Aim => Search the records that follow and extract every line containing the string "text".

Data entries
--
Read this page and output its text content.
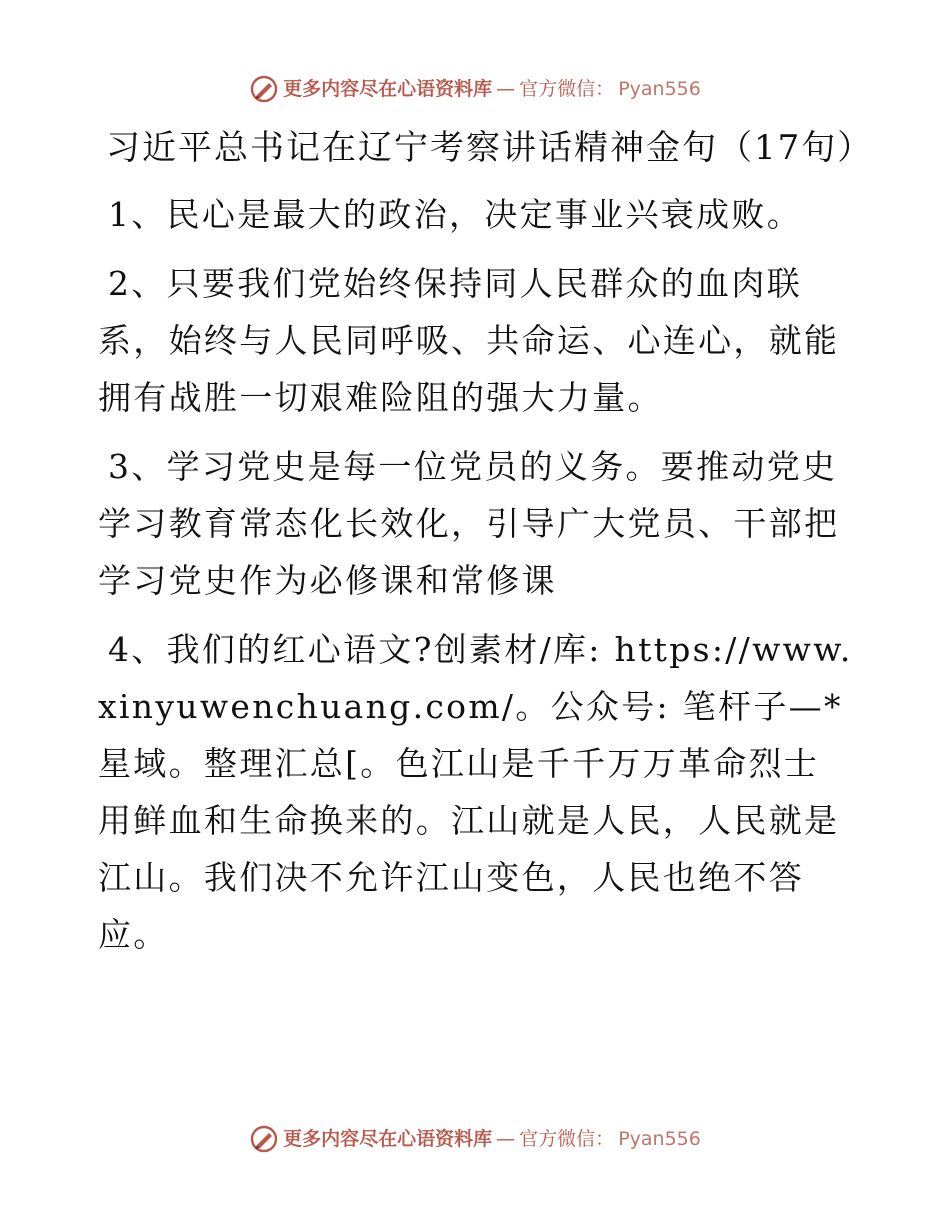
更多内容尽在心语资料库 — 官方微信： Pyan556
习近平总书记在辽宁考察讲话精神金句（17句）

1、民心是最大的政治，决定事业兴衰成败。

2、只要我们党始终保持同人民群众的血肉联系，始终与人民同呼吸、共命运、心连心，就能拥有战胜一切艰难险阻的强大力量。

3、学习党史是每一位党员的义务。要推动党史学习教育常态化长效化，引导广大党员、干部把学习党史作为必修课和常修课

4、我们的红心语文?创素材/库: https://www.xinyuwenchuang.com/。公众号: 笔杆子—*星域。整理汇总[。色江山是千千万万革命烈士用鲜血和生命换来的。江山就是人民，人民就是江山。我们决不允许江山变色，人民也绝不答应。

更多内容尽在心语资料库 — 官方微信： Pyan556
--
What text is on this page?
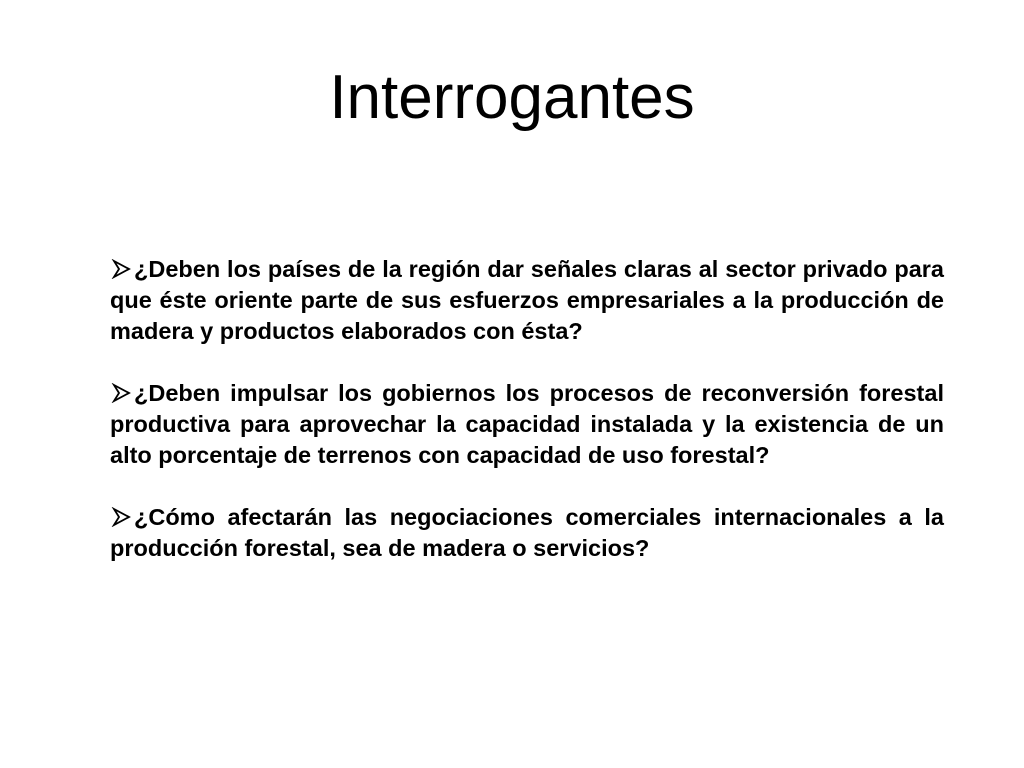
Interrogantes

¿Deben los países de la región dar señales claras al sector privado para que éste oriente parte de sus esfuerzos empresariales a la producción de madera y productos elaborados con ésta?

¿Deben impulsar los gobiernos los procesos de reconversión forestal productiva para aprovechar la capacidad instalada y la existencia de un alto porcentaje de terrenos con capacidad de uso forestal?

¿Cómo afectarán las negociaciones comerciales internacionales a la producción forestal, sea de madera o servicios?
--
Response =>
Read this page and output its text content.
What text is on this page?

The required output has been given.